──────── DATASET
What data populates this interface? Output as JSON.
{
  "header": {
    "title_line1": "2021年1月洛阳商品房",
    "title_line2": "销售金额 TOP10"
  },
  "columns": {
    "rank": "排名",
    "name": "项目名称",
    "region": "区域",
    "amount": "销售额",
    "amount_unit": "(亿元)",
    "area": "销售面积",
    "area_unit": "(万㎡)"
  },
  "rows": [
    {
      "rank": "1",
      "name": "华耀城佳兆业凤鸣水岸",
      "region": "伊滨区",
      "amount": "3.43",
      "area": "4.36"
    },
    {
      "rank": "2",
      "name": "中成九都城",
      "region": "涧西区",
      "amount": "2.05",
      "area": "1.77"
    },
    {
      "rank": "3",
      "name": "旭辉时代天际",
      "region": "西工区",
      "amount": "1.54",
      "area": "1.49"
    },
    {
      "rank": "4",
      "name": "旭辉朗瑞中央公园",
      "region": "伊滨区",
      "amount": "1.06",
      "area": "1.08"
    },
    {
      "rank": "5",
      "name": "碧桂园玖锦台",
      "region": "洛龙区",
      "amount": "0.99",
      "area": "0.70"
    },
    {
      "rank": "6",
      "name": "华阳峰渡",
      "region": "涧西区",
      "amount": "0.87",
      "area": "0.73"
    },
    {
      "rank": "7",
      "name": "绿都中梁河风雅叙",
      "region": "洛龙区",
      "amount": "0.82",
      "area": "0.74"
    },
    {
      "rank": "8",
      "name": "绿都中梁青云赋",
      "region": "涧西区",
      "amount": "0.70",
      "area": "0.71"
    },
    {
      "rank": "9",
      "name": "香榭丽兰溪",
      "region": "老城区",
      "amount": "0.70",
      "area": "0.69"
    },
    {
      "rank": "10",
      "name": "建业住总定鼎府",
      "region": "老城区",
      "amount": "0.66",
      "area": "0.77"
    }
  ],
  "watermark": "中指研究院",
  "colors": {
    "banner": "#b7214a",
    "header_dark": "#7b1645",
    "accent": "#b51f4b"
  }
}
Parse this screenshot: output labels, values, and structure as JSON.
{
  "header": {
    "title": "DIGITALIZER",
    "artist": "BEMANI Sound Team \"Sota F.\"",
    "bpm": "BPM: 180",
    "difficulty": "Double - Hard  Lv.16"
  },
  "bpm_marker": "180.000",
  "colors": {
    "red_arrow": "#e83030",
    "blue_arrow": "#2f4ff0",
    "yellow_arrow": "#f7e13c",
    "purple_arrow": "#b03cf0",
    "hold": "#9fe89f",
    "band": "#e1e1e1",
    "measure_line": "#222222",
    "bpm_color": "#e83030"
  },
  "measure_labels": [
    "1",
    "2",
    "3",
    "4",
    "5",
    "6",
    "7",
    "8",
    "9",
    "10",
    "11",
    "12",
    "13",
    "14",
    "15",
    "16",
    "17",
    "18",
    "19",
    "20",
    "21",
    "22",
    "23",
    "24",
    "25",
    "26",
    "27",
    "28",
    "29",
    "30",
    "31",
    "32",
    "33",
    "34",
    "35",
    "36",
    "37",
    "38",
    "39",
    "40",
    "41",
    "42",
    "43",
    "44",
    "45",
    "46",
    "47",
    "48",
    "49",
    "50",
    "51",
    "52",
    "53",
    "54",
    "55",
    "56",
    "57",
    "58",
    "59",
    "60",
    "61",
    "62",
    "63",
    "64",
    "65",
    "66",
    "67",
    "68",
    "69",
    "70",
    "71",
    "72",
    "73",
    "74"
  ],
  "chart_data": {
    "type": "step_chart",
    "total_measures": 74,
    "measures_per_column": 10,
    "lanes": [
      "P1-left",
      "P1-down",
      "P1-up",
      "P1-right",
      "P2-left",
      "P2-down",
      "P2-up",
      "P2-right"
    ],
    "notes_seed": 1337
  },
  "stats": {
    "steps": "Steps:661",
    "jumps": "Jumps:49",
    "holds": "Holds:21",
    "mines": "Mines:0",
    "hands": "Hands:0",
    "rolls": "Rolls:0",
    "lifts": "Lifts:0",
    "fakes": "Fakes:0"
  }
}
────────────────
**GOAL**:
Output the listing above exactly as it appears.

**FINISHED ANSWER**:
What data populates this interface? Output as JSON.
{
  "header": {
    "title_line1": "2021年1月洛阳商品房",
    "title_line2": "销售金额 TOP10"
  },
  "columns": {
    "rank": "排名",
    "name": "项目名称",
    "region": "区域",
    "amount": "销售额",
    "amount_unit": "(亿元)",
    "area": "销售面积",
    "area_unit": "(万㎡)"
  },
  "rows": [
    {
      "rank": "1",
      "name": "华耀城佳兆业凤鸣水岸",
      "region": "伊滨区",
      "amount": "3.43",
      "area": "4.36"
    },
    {
      "rank": "2",
      "name": "中成九都城",
      "region": "涧西区",
      "amount": "2.05",
      "area": "1.77"
    },
    {
      "rank": "3",
      "name": "旭辉时代天际",
      "region": "西工区",
      "amount": "1.54",
      "area": "1.49"
    },
    {
      "rank": "4",
      "name": "旭辉朗瑞中央公园",
      "region": "伊滨区",
      "amount": "1.06",
      "area": "1.08"
    },
    {
      "rank": "5",
      "name": "碧桂园玖锦台",
      "region": "洛龙区",
      "amount": "0.99",
      "area": "0.70"
    },
    {
      "rank": "6",
      "name": "华阳峰渡",
      "region": "涧西区",
      "amount": "0.87",
      "area": "0.73"
    },
    {
      "rank": "7",
      "name": "绿都中梁河风雅叙",
      "region": "洛龙区",
      "amount": "0.82",
      "area": "0.74"
    },
    {
      "rank": "8",
      "name": "绿都中梁青云赋",
      "region": "涧西区",
      "amount": "0.70",
      "area": "0.71"
    },
    {
      "rank": "9",
      "name": "香榭丽兰溪",
      "region": "老城区",
      "amount": "0.70",
      "area": "0.69"
    },
    {
      "rank": "10",
      "name": "建业住总定鼎府",
      "region": "老城区",
      "amount": "0.66",
      "area": "0.77"
    }
  ],
  "watermark": "中指研究院",
  "colors": {
    "banner": "#b7214a",
    "header_dark": "#7b1645",
    "accent": "#b51f4b"
  }
}
Parse this screenshot: output labels, values, and structure as JSON.
{
  "header": {
    "title": "DIGITALIZER",
    "artist": "BEMANI Sound Team \"Sota F.\"",
    "bpm": "BPM: 180",
    "difficulty": "Double - Hard  Lv.16"
  },
  "bpm_marker": "180.000",
  "colors": {
    "red_arrow": "#e83030",
    "blue_arrow": "#2f4ff0",
    "yellow_arrow": "#f7e13c",
    "purple_arrow": "#b03cf0",
    "hold": "#9fe89f",
    "band": "#e1e1e1",
    "measure_line": "#222222",
    "bpm_color": "#e83030"
  },
  "measure_labels": [
    "1",
    "2",
    "3",
    "4",
    "5",
    "6",
    "7",
    "8",
    "9",
    "10",
    "11",
    "12",
    "13",
    "14",
    "15",
    "16",
    "17",
    "18",
    "19",
    "20",
    "21",
    "22",
    "23",
    "24",
    "25",
    "26",
    "27",
    "28",
    "29",
    "30",
    "31",
    "32",
    "33",
    "34",
    "35",
    "36",
    "37",
    "38",
    "39",
    "40",
    "41",
    "42",
    "43",
    "44",
    "45",
    "46",
    "47",
    "48",
    "49",
    "50",
    "51",
    "52",
    "53",
    "54",
    "55",
    "56",
    "57",
    "58",
    "59",
    "60",
    "61",
    "62",
    "63",
    "64",
    "65",
    "66",
    "67",
    "68",
    "69",
    "70",
    "71",
    "72",
    "73",
    "74"
  ],
  "chart_data": {
    "type": "step_chart",
    "total_measures": 74,
    "measures_per_column": 10,
    "lanes": [
      "P1-left",
      "P1-down",
      "P1-up",
      "P1-right",
      "P2-left",
      "P2-down",
      "P2-up",
      "P2-right"
    ],
    "notes_seed": 1337
  },
  "stats": {
    "steps": "Steps:661",
    "jumps": "Jumps:49",
    "holds": "Holds:21",
    "mines": "Mines:0",
    "hands": "Hands:0",
    "rolls": "Rolls:0",
    "lifts": "Lifts:0",
    "fakes": "Fakes:0"
  }
}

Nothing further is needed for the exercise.